Items from a data source:
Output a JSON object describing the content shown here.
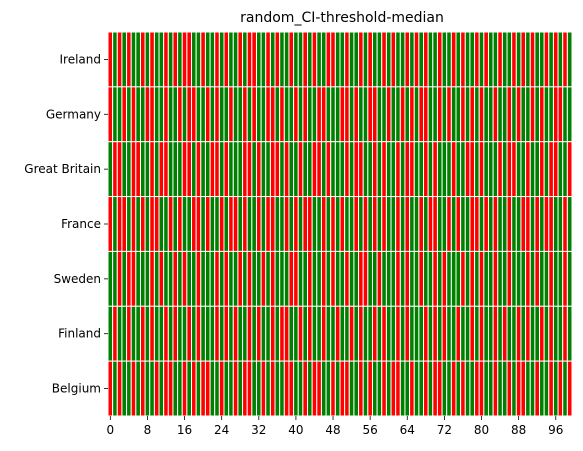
{
  "chart_data": {
    "type": "heatmap",
    "title": "random_CI-threshold-median",
    "xlabel": "",
    "ylabel": "",
    "rows": [
      "Ireland",
      "Germany",
      "Great Britain",
      "France",
      "Sweden",
      "Finland",
      "Belgium"
    ],
    "n_columns": 100,
    "x_tick_labels": [
      "0",
      "8",
      "16",
      "24",
      "32",
      "40",
      "48",
      "56",
      "64",
      "72",
      "80",
      "88",
      "96"
    ],
    "x_tick_values": [
      0,
      8,
      16,
      24,
      32,
      40,
      48,
      56,
      64,
      72,
      80,
      88,
      96
    ],
    "colors": {
      "0": "#ff0000",
      "1": "#008000"
    },
    "grid": false,
    "values": [
      [
        0,
        1,
        0,
        1,
        0,
        1,
        1,
        0,
        1,
        0,
        1,
        1,
        0,
        1,
        0,
        1,
        0,
        0,
        1,
        1,
        0,
        1,
        1,
        0,
        1,
        0,
        1,
        1,
        0,
        1,
        0,
        0,
        1,
        1,
        0,
        1,
        0,
        1,
        1,
        0,
        1,
        1,
        0,
        1,
        0,
        1,
        1,
        0,
        0,
        1,
        1,
        0,
        1,
        1,
        0,
        1,
        0,
        1,
        1,
        0,
        1,
        0,
        1,
        1,
        0,
        1,
        0,
        1,
        0,
        1,
        1,
        0,
        1,
        1,
        0,
        1,
        0,
        1,
        1,
        0,
        1,
        0,
        1,
        1,
        0,
        1,
        1,
        0,
        1,
        0,
        1,
        0,
        1,
        1,
        0,
        1,
        0,
        1,
        0,
        1
      ],
      [
        0,
        1,
        1,
        0,
        1,
        0,
        1,
        1,
        0,
        0,
        1,
        1,
        0,
        1,
        1,
        0,
        1,
        0,
        0,
        1,
        1,
        0,
        1,
        0,
        1,
        1,
        0,
        1,
        1,
        0,
        1,
        0,
        1,
        1,
        0,
        0,
        1,
        0,
        1,
        1,
        0,
        1,
        0,
        1,
        1,
        0,
        0,
        1,
        1,
        1,
        0,
        0,
        1,
        0,
        1,
        1,
        0,
        0,
        1,
        1,
        0,
        1,
        1,
        0,
        1,
        0,
        1,
        0,
        0,
        1,
        1,
        0,
        1,
        0,
        1,
        1,
        0,
        1,
        0,
        1,
        0,
        1,
        1,
        0,
        1,
        1,
        0,
        1,
        0,
        1,
        1,
        0,
        1,
        0,
        1,
        1,
        0,
        0,
        1,
        1
      ],
      [
        1,
        0,
        0,
        1,
        1,
        0,
        0,
        1,
        1,
        0,
        1,
        0,
        0,
        1,
        1,
        1,
        0,
        0,
        1,
        0,
        1,
        1,
        0,
        0,
        1,
        0,
        1,
        1,
        1,
        0,
        0,
        1,
        0,
        1,
        1,
        0,
        0,
        1,
        0,
        1,
        1,
        0,
        1,
        1,
        0,
        0,
        1,
        0,
        1,
        1,
        1,
        0,
        1,
        0,
        0,
        1,
        1,
        0,
        1,
        0,
        1,
        1,
        0,
        1,
        0,
        0,
        1,
        1,
        0,
        1,
        0,
        1,
        1,
        1,
        0,
        1,
        1,
        0,
        0,
        1,
        0,
        1,
        1,
        1,
        0,
        1,
        0,
        0,
        1,
        1,
        0,
        1,
        1,
        0,
        1,
        0,
        0,
        1,
        1,
        0
      ],
      [
        0,
        1,
        0,
        0,
        1,
        0,
        1,
        0,
        1,
        0,
        0,
        1,
        1,
        0,
        1,
        0,
        1,
        1,
        0,
        0,
        1,
        0,
        1,
        1,
        0,
        1,
        0,
        0,
        1,
        0,
        1,
        1,
        0,
        1,
        0,
        0,
        1,
        1,
        0,
        1,
        0,
        1,
        0,
        0,
        1,
        1,
        0,
        1,
        0,
        1,
        0,
        1,
        1,
        0,
        1,
        0,
        1,
        0,
        1,
        0,
        1,
        1,
        0,
        1,
        0,
        1,
        1,
        0,
        1,
        0,
        0,
        1,
        1,
        0,
        1,
        0,
        1,
        1,
        0,
        0,
        1,
        0,
        1,
        0,
        1,
        1,
        0,
        1,
        1,
        0,
        0,
        1,
        0,
        1,
        0,
        0,
        1,
        1,
        0,
        1
      ],
      [
        1,
        1,
        0,
        1,
        0,
        0,
        1,
        1,
        1,
        0,
        1,
        0,
        1,
        1,
        0,
        1,
        0,
        1,
        1,
        0,
        1,
        1,
        1,
        0,
        1,
        0,
        1,
        1,
        0,
        1,
        0,
        1,
        1,
        0,
        1,
        0,
        1,
        1,
        1,
        0,
        0,
        1,
        1,
        0,
        1,
        1,
        0,
        1,
        0,
        1,
        1,
        0,
        1,
        1,
        0,
        0,
        1,
        1,
        0,
        1,
        1,
        1,
        0,
        1,
        0,
        1,
        1,
        0,
        1,
        1,
        0,
        1,
        0,
        1,
        1,
        1,
        0,
        1,
        0,
        1,
        0,
        1,
        1,
        0,
        1,
        1,
        0,
        1,
        1,
        1,
        0,
        1,
        0,
        1,
        1,
        0,
        1,
        1,
        0,
        1
      ],
      [
        1,
        0,
        1,
        1,
        0,
        1,
        1,
        0,
        1,
        0,
        1,
        1,
        0,
        1,
        0,
        1,
        1,
        0,
        1,
        0,
        1,
        1,
        1,
        0,
        1,
        0,
        1,
        0,
        1,
        1,
        0,
        1,
        0,
        1,
        1,
        0,
        1,
        0,
        0,
        1,
        1,
        0,
        1,
        0,
        1,
        1,
        0,
        1,
        1,
        0,
        1,
        1,
        0,
        1,
        0,
        1,
        1,
        0,
        1,
        0,
        1,
        1,
        0,
        1,
        0,
        1,
        1,
        1,
        0,
        1,
        0,
        1,
        0,
        1,
        1,
        0,
        1,
        1,
        0,
        1,
        0,
        1,
        1,
        0,
        1,
        0,
        1,
        1,
        0,
        1,
        0,
        1,
        1,
        0,
        1,
        0,
        1,
        1,
        0,
        1
      ],
      [
        0,
        1,
        0,
        1,
        1,
        0,
        1,
        0,
        1,
        1,
        0,
        1,
        0,
        0,
        1,
        1,
        0,
        1,
        0,
        1,
        0,
        0,
        1,
        1,
        0,
        1,
        1,
        0,
        1,
        0,
        0,
        1,
        1,
        0,
        1,
        0,
        1,
        1,
        0,
        0,
        1,
        1,
        0,
        1,
        0,
        0,
        1,
        1,
        0,
        1,
        0,
        0,
        1,
        1,
        0,
        1,
        0,
        1,
        1,
        0,
        1,
        0,
        0,
        1,
        1,
        0,
        1,
        1,
        0,
        1,
        0,
        0,
        1,
        1,
        0,
        1,
        0,
        1,
        1,
        0,
        0,
        1,
        1,
        0,
        1,
        1,
        0,
        1,
        0,
        0,
        1,
        1,
        0,
        1,
        1,
        0,
        1,
        0,
        1,
        0
      ]
    ]
  }
}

**Written task:** Copy all the entries word for word. Omit any pictures.

**Answer to the task:**
Output a JSON object describing the content shown here.
{
  "chart_data": {
    "type": "heatmap",
    "title": "random_CI-threshold-median",
    "xlabel": "",
    "ylabel": "",
    "rows": [
      "Ireland",
      "Germany",
      "Great Britain",
      "France",
      "Sweden",
      "Finland",
      "Belgium"
    ],
    "n_columns": 100,
    "x_tick_labels": [
      "0",
      "8",
      "16",
      "24",
      "32",
      "40",
      "48",
      "56",
      "64",
      "72",
      "80",
      "88",
      "96"
    ],
    "x_tick_values": [
      0,
      8,
      16,
      24,
      32,
      40,
      48,
      56,
      64,
      72,
      80,
      88,
      96
    ],
    "colors": {
      "0": "#ff0000",
      "1": "#008000"
    },
    "grid": false,
    "values": [
      [
        0,
        1,
        0,
        1,
        0,
        1,
        1,
        0,
        1,
        0,
        1,
        1,
        0,
        1,
        0,
        1,
        0,
        0,
        1,
        1,
        0,
        1,
        1,
        0,
        1,
        0,
        1,
        1,
        0,
        1,
        0,
        0,
        1,
        1,
        0,
        1,
        0,
        1,
        1,
        0,
        1,
        1,
        0,
        1,
        0,
        1,
        1,
        0,
        0,
        1,
        1,
        0,
        1,
        1,
        0,
        1,
        0,
        1,
        1,
        0,
        1,
        0,
        1,
        1,
        0,
        1,
        0,
        1,
        0,
        1,
        1,
        0,
        1,
        1,
        0,
        1,
        0,
        1,
        1,
        0,
        1,
        0,
        1,
        1,
        0,
        1,
        1,
        0,
        1,
        0,
        1,
        0,
        1,
        1,
        0,
        1,
        0,
        1,
        0,
        1
      ],
      [
        0,
        1,
        1,
        0,
        1,
        0,
        1,
        1,
        0,
        0,
        1,
        1,
        0,
        1,
        1,
        0,
        1,
        0,
        0,
        1,
        1,
        0,
        1,
        0,
        1,
        1,
        0,
        1,
        1,
        0,
        1,
        0,
        1,
        1,
        0,
        0,
        1,
        0,
        1,
        1,
        0,
        1,
        0,
        1,
        1,
        0,
        0,
        1,
        1,
        1,
        0,
        0,
        1,
        0,
        1,
        1,
        0,
        0,
        1,
        1,
        0,
        1,
        1,
        0,
        1,
        0,
        1,
        0,
        0,
        1,
        1,
        0,
        1,
        0,
        1,
        1,
        0,
        1,
        0,
        1,
        0,
        1,
        1,
        0,
        1,
        1,
        0,
        1,
        0,
        1,
        1,
        0,
        1,
        0,
        1,
        1,
        0,
        0,
        1,
        1
      ],
      [
        1,
        0,
        0,
        1,
        1,
        0,
        0,
        1,
        1,
        0,
        1,
        0,
        0,
        1,
        1,
        1,
        0,
        0,
        1,
        0,
        1,
        1,
        0,
        0,
        1,
        0,
        1,
        1,
        1,
        0,
        0,
        1,
        0,
        1,
        1,
        0,
        0,
        1,
        0,
        1,
        1,
        0,
        1,
        1,
        0,
        0,
        1,
        0,
        1,
        1,
        1,
        0,
        1,
        0,
        0,
        1,
        1,
        0,
        1,
        0,
        1,
        1,
        0,
        1,
        0,
        0,
        1,
        1,
        0,
        1,
        0,
        1,
        1,
        1,
        0,
        1,
        1,
        0,
        0,
        1,
        0,
        1,
        1,
        1,
        0,
        1,
        0,
        0,
        1,
        1,
        0,
        1,
        1,
        0,
        1,
        0,
        0,
        1,
        1,
        0
      ],
      [
        0,
        1,
        0,
        0,
        1,
        0,
        1,
        0,
        1,
        0,
        0,
        1,
        1,
        0,
        1,
        0,
        1,
        1,
        0,
        0,
        1,
        0,
        1,
        1,
        0,
        1,
        0,
        0,
        1,
        0,
        1,
        1,
        0,
        1,
        0,
        0,
        1,
        1,
        0,
        1,
        0,
        1,
        0,
        0,
        1,
        1,
        0,
        1,
        0,
        1,
        0,
        1,
        1,
        0,
        1,
        0,
        1,
        0,
        1,
        0,
        1,
        1,
        0,
        1,
        0,
        1,
        1,
        0,
        1,
        0,
        0,
        1,
        1,
        0,
        1,
        0,
        1,
        1,
        0,
        0,
        1,
        0,
        1,
        0,
        1,
        1,
        0,
        1,
        1,
        0,
        0,
        1,
        0,
        1,
        0,
        0,
        1,
        1,
        0,
        1
      ],
      [
        1,
        1,
        0,
        1,
        0,
        0,
        1,
        1,
        1,
        0,
        1,
        0,
        1,
        1,
        0,
        1,
        0,
        1,
        1,
        0,
        1,
        1,
        1,
        0,
        1,
        0,
        1,
        1,
        0,
        1,
        0,
        1,
        1,
        0,
        1,
        0,
        1,
        1,
        1,
        0,
        0,
        1,
        1,
        0,
        1,
        1,
        0,
        1,
        0,
        1,
        1,
        0,
        1,
        1,
        0,
        0,
        1,
        1,
        0,
        1,
        1,
        1,
        0,
        1,
        0,
        1,
        1,
        0,
        1,
        1,
        0,
        1,
        0,
        1,
        1,
        1,
        0,
        1,
        0,
        1,
        0,
        1,
        1,
        0,
        1,
        1,
        0,
        1,
        1,
        1,
        0,
        1,
        0,
        1,
        1,
        0,
        1,
        1,
        0,
        1
      ],
      [
        1,
        0,
        1,
        1,
        0,
        1,
        1,
        0,
        1,
        0,
        1,
        1,
        0,
        1,
        0,
        1,
        1,
        0,
        1,
        0,
        1,
        1,
        1,
        0,
        1,
        0,
        1,
        0,
        1,
        1,
        0,
        1,
        0,
        1,
        1,
        0,
        1,
        0,
        0,
        1,
        1,
        0,
        1,
        0,
        1,
        1,
        0,
        1,
        1,
        0,
        1,
        1,
        0,
        1,
        0,
        1,
        1,
        0,
        1,
        0,
        1,
        1,
        0,
        1,
        0,
        1,
        1,
        1,
        0,
        1,
        0,
        1,
        0,
        1,
        1,
        0,
        1,
        1,
        0,
        1,
        0,
        1,
        1,
        0,
        1,
        0,
        1,
        1,
        0,
        1,
        0,
        1,
        1,
        0,
        1,
        0,
        1,
        1,
        0,
        1
      ],
      [
        0,
        1,
        0,
        1,
        1,
        0,
        1,
        0,
        1,
        1,
        0,
        1,
        0,
        0,
        1,
        1,
        0,
        1,
        0,
        1,
        0,
        0,
        1,
        1,
        0,
        1,
        1,
        0,
        1,
        0,
        0,
        1,
        1,
        0,
        1,
        0,
        1,
        1,
        0,
        0,
        1,
        1,
        0,
        1,
        0,
        0,
        1,
        1,
        0,
        1,
        0,
        0,
        1,
        1,
        0,
        1,
        0,
        1,
        1,
        0,
        1,
        0,
        0,
        1,
        1,
        0,
        1,
        1,
        0,
        1,
        0,
        0,
        1,
        1,
        0,
        1,
        0,
        1,
        1,
        0,
        0,
        1,
        1,
        0,
        1,
        1,
        0,
        1,
        0,
        0,
        1,
        1,
        0,
        1,
        1,
        0,
        1,
        0,
        1,
        0
      ]
    ]
  }
}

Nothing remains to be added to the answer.